"""

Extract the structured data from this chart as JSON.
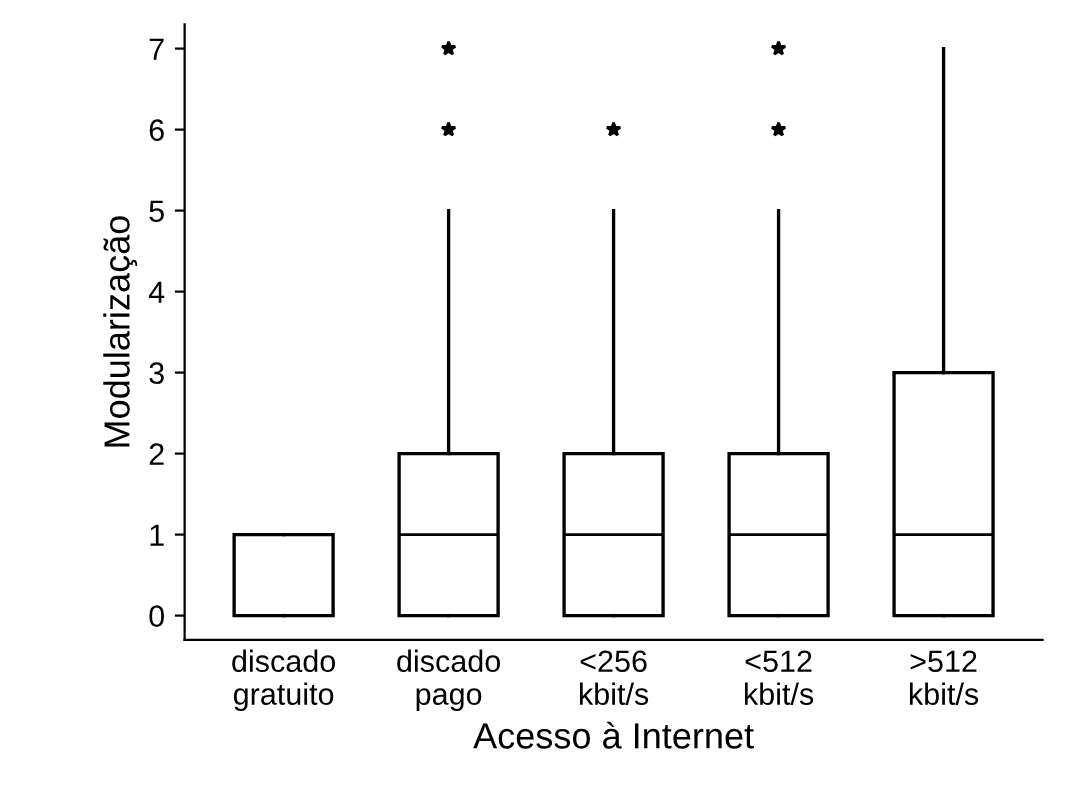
{
  "chart_data": {
    "type": "box",
    "xlabel": "Acesso à Internet",
    "ylabel": "Modularização",
    "categories": [
      "discado\ngratuito",
      "discado\npago",
      "<256\nkbit/s",
      "<512\nkbit/s",
      ">512\nkbit/s"
    ],
    "boxes": [
      {
        "low": 0,
        "q1": 0,
        "median": 0,
        "q3": 1,
        "high": 1
      },
      {
        "low": 0,
        "q1": 0,
        "median": 1,
        "q3": 2,
        "high": 5,
        "outliers": [
          6,
          7
        ]
      },
      {
        "low": 0,
        "q1": 0,
        "median": 1,
        "q3": 2,
        "high": 5,
        "outliers": [
          6
        ]
      },
      {
        "low": 0,
        "q1": 0,
        "median": 1,
        "q3": 2,
        "high": 5,
        "outliers": [
          6,
          7
        ]
      },
      {
        "low": 0,
        "q1": 0,
        "median": 1,
        "q3": 3,
        "high": 7
      }
    ],
    "ylim": [
      -0.3,
      7.3
    ],
    "yticks": [
      0,
      1,
      2,
      3,
      4,
      5,
      6,
      7
    ],
    "grid": false,
    "marker": "star"
  }
}
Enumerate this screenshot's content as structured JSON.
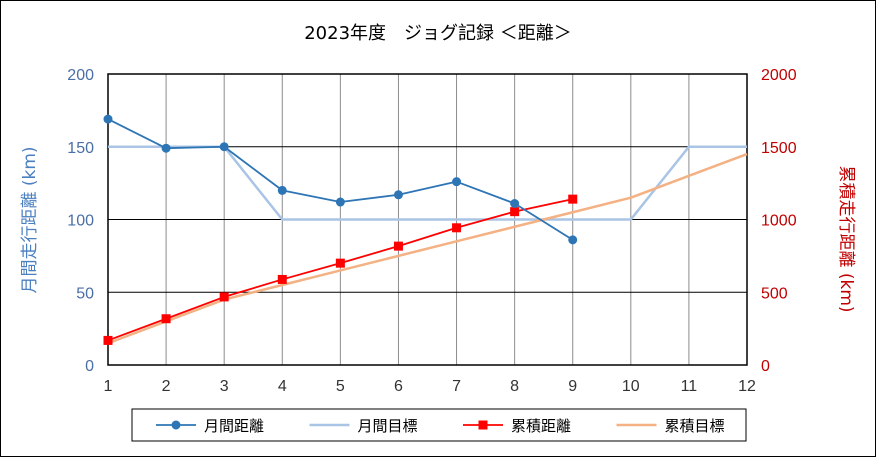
{
  "chart_data": {
    "type": "line",
    "title": "2023年度　ジョグ記録 ＜距離＞",
    "x": [
      1,
      2,
      3,
      4,
      5,
      6,
      7,
      8,
      9,
      10,
      11,
      12
    ],
    "xlim": [
      1,
      12
    ],
    "y_left": {
      "label": "月間走行距離 (km)",
      "lim": [
        0,
        200
      ],
      "ticks": [
        0,
        50,
        100,
        150,
        200
      ],
      "color": "#4a6fa5"
    },
    "y_right": {
      "label": "累積走行距離 (km)",
      "lim": [
        0,
        2000
      ],
      "ticks": [
        0,
        500,
        1000,
        1500,
        2000
      ],
      "color": "#c00000"
    },
    "grid": true,
    "legend_position": "bottom",
    "series": [
      {
        "name": "月間距離",
        "axis": "left",
        "color": "#2e75b6",
        "marker": "circle",
        "x": [
          1,
          2,
          3,
          4,
          5,
          6,
          7,
          8,
          9
        ],
        "values": [
          169,
          149,
          150,
          120,
          112,
          117,
          126,
          111,
          86
        ]
      },
      {
        "name": "月間目標",
        "axis": "left",
        "color": "#a9c4e4",
        "marker": "none",
        "x": [
          1,
          2,
          3,
          4,
          5,
          6,
          7,
          8,
          9,
          10,
          11,
          12
        ],
        "values": [
          150,
          150,
          150,
          100,
          100,
          100,
          100,
          100,
          100,
          100,
          150,
          150
        ]
      },
      {
        "name": "累積距離",
        "axis": "right",
        "color": "#ff0000",
        "marker": "square",
        "x": [
          1,
          2,
          3,
          4,
          5,
          6,
          7,
          8,
          9
        ],
        "values": [
          169,
          318,
          468,
          588,
          700,
          817,
          943,
          1054,
          1140
        ]
      },
      {
        "name": "累積目標",
        "axis": "right",
        "color": "#f4b183",
        "marker": "none",
        "x": [
          1,
          2,
          3,
          4,
          5,
          6,
          7,
          8,
          9,
          10,
          11,
          12
        ],
        "values": [
          150,
          300,
          450,
          550,
          650,
          750,
          850,
          950,
          1050,
          1150,
          1300,
          1450
        ]
      }
    ]
  }
}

"""

### Problem description
Track down all lines above with the string "color" and copy them.

### Solution
      "color": "#4a6fa5"
      "color": "#c00000"
        "color": "#2e75b6",
        "color": "#a9c4e4",
        "color": "#ff0000",
        "color": "#f4b183",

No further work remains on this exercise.